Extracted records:
════════

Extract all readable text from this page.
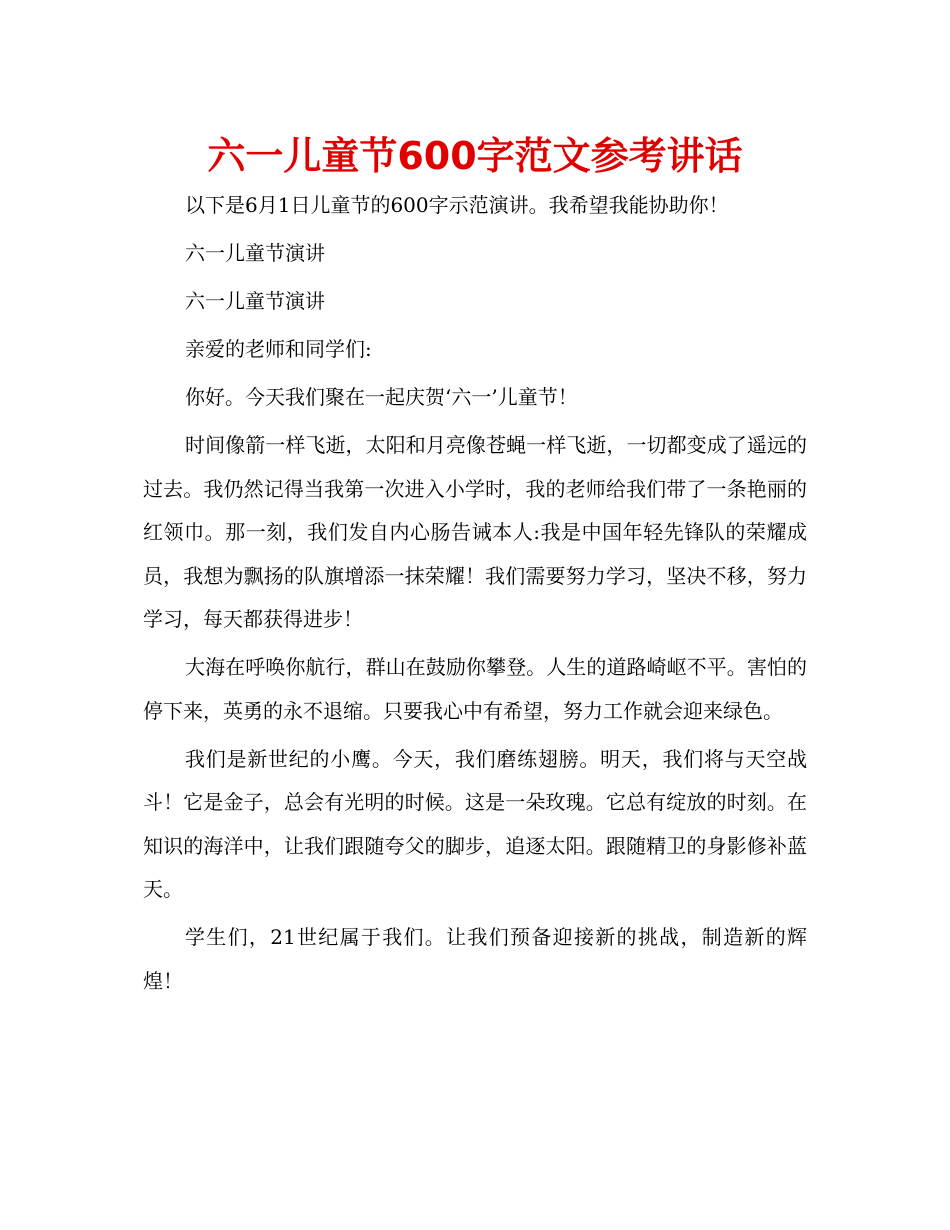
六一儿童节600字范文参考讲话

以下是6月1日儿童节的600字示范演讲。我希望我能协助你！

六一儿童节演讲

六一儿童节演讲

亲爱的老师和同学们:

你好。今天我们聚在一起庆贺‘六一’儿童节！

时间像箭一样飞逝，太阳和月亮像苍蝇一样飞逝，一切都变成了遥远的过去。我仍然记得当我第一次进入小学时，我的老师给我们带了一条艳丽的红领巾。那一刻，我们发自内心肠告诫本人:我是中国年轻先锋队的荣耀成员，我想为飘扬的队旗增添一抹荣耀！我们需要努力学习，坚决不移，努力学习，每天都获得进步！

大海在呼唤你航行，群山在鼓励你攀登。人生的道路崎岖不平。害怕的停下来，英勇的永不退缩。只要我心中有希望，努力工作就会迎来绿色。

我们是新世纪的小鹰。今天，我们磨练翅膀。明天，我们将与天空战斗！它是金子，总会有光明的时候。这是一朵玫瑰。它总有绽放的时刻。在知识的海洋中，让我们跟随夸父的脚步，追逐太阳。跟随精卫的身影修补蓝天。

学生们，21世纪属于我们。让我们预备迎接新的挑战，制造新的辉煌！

════════

Each record above must be returned exactly as written, with its pictures omitted.

Extract all readable text from this page.
六一儿童节600字范文参考讲话

以下是6月1日儿童节的600字示范演讲。我希望我能协助你！

六一儿童节演讲

六一儿童节演讲

亲爱的老师和同学们:

你好。今天我们聚在一起庆贺‘六一’儿童节！

时间像箭一样飞逝，太阳和月亮像苍蝇一样飞逝，一切都变成了遥远的过去。我仍然记得当我第一次进入小学时，我的老师给我们带了一条艳丽的红领巾。那一刻，我们发自内心肠告诫本人:我是中国年轻先锋队的荣耀成员，我想为飘扬的队旗增添一抹荣耀！我们需要努力学习，坚决不移，努力学习，每天都获得进步！

大海在呼唤你航行，群山在鼓励你攀登。人生的道路崎岖不平。害怕的停下来，英勇的永不退缩。只要我心中有希望，努力工作就会迎来绿色。

我们是新世纪的小鹰。今天，我们磨练翅膀。明天，我们将与天空战斗！它是金子，总会有光明的时候。这是一朵玫瑰。它总有绽放的时刻。在知识的海洋中，让我们跟随夸父的脚步，追逐太阳。跟随精卫的身影修补蓝天。

学生们，21世纪属于我们。让我们预备迎接新的挑战，制造新的辉煌！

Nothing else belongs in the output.